Figure data in JSON:

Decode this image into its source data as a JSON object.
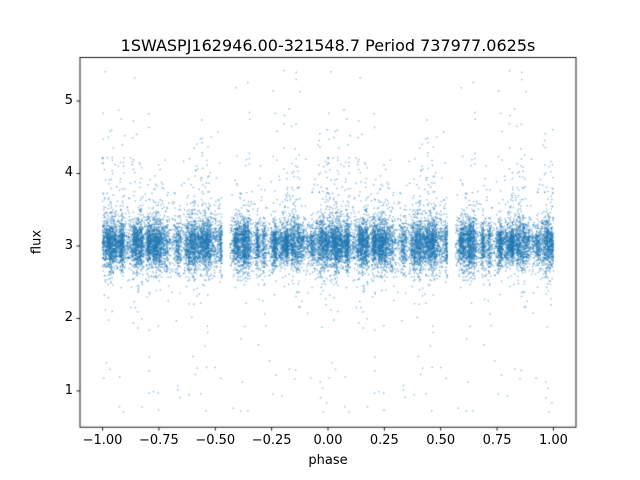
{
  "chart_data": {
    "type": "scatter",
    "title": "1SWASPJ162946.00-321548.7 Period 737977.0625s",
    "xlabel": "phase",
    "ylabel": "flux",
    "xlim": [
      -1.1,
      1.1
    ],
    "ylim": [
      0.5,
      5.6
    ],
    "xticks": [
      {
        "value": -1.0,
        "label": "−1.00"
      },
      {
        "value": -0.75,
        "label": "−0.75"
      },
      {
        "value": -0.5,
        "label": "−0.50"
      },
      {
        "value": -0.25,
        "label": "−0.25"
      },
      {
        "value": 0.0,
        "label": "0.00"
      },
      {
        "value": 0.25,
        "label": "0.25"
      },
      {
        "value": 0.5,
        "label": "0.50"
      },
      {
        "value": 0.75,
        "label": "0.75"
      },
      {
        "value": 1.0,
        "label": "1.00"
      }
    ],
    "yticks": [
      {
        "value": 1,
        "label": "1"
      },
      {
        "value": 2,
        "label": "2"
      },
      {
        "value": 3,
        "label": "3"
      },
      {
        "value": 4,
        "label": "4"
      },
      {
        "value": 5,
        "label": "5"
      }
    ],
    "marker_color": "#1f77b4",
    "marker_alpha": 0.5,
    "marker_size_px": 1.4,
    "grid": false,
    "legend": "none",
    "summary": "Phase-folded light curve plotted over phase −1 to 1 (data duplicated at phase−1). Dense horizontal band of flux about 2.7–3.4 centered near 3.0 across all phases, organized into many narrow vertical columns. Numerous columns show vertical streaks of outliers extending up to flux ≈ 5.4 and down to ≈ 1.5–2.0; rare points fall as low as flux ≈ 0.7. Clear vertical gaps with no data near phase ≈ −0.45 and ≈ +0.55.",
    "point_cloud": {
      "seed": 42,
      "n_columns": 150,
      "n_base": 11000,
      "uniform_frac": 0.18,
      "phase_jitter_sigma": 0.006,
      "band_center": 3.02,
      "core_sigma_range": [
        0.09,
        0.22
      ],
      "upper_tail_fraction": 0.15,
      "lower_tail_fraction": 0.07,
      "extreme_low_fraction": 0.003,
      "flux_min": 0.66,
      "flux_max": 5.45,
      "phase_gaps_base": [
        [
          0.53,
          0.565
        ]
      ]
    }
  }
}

● **Exercise details**
Copy out each line in the preceding records that contains "into".

● **Task response**
Decode this image into its source data as a JSON object.
    "summary": "Phase-folded light curve plotted over phase −1 to 1 (data duplicated at phase−1). Dense horizontal band of flux about 2.7–3.4 centered near 3.0 across all phases, organized into many narrow vertical columns. Numerous columns show vertical streaks of outliers extending up to flux ≈ 5.4 and down to ≈ 1.5–2.0; rare points fall as low as flux ≈ 0.7. Clear vertical gaps with no data near phase ≈ −0.45 and ≈ +0.55.",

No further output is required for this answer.